Tentukan apakah setiap pernyataan berikut sesuai dengan teks tentang Jamet Kuproy. Jawab ya atau tidak, lalu kutip kata-kata teks yang menentukan.
1. Gaya busana penari lagu Dindin Badindin menyebar dari TikTok.
2. Warganet hanya menjadikan video tersebut bahan hinaan.
3. Makna kampungan menjadi lebih kaku sejak gaya Jamet Kuproy banyak ditiru.

Teks kutipan:

***

Dari TikTok, gaya busana penari meningkahi lagu Dindin Badindin tersebut menyebar menjadi buah bibir di jagad media sosial lantaran dianggap enggak matching, kampungan, alay, dan sejenisnya.

Warganet menjadikan video tersebut bahan lelucon, hinaan, nyinyiran, sekadar pelepas penat, tapi tak jarang justru jadi sumber inspirasi. Tak sedikit dari para pencela melontarkan hinaan selagi pontang-panting meniru mentah-mentah tren sembari memuja merek-merek fesyen internasional. Sementara, Jamet Kuproy telah selesai mendefinisikan diri sebagai entitas baru.

Dari fenomena Jamet Kuproy, mata banyak orang justru diberi semacam teropong terbaik melihat Indonesia hari ini secara lebih dekat seutuhnya. Gayanya, mengutip Elizabeth Wilson pada Adorned in Dreams: Fashion and Modernity, menghubungkan tubuh dengan dunia sosial.

Makna kampungan menjadi lebih lentur sejak gaya Jamet Kuproy banyak direduplikasi. Kaidah umum berbusana juga diajak diuji ulang karena tabrakan estetika justru membuat gaya mereka menjadi unik. Alay, jamet, kampungan, sebenar-benarnya halaman belakang rumah kita nan lebih berantakan ketimbang pekarangan depan namun membuat penghuninya betah berlama-lama bermalas-malasan menjadi diri sendiri.

***

Baris data:
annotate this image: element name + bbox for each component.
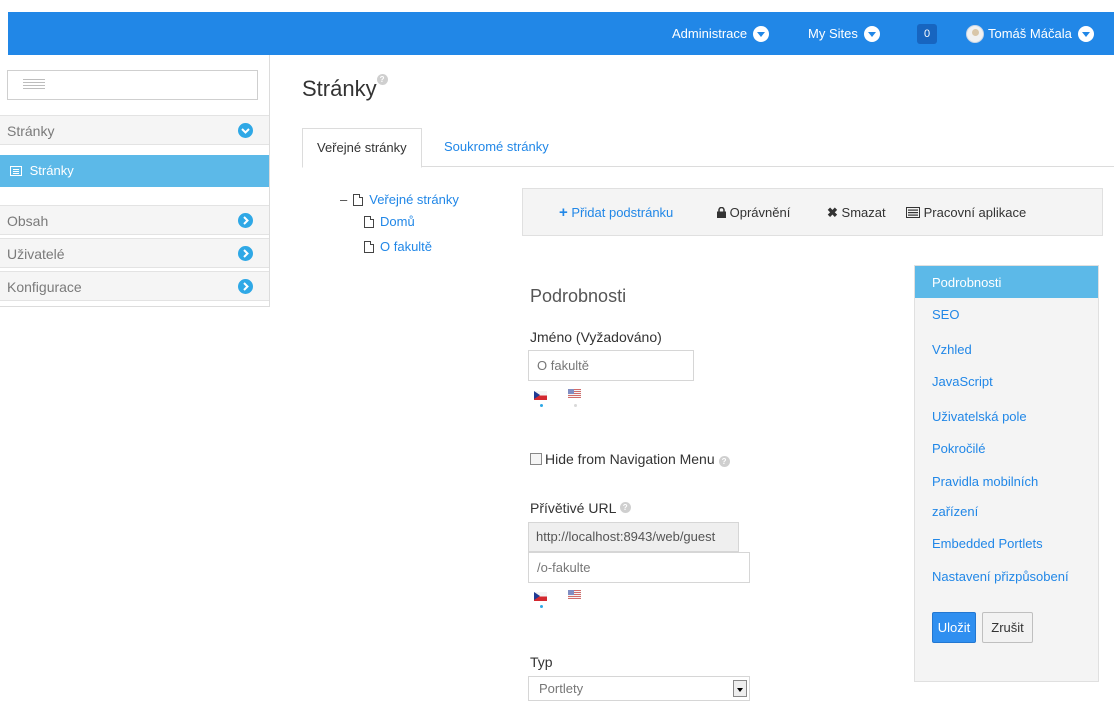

***

Pembahasan:
1. Ya: "Dari TikTok, gaya busana penari meningkahi lagu Dindin Badindin tersebut menyebar menjadi buah bibir di jagad media sosial"
2. Tidak: "tapi tak jarang justru jadi sumber inspirasi"
3. Tidak: "Makna kampungan menjadi lebih lentur sejak gaya Jamet Kuproy banyak direduplikasi."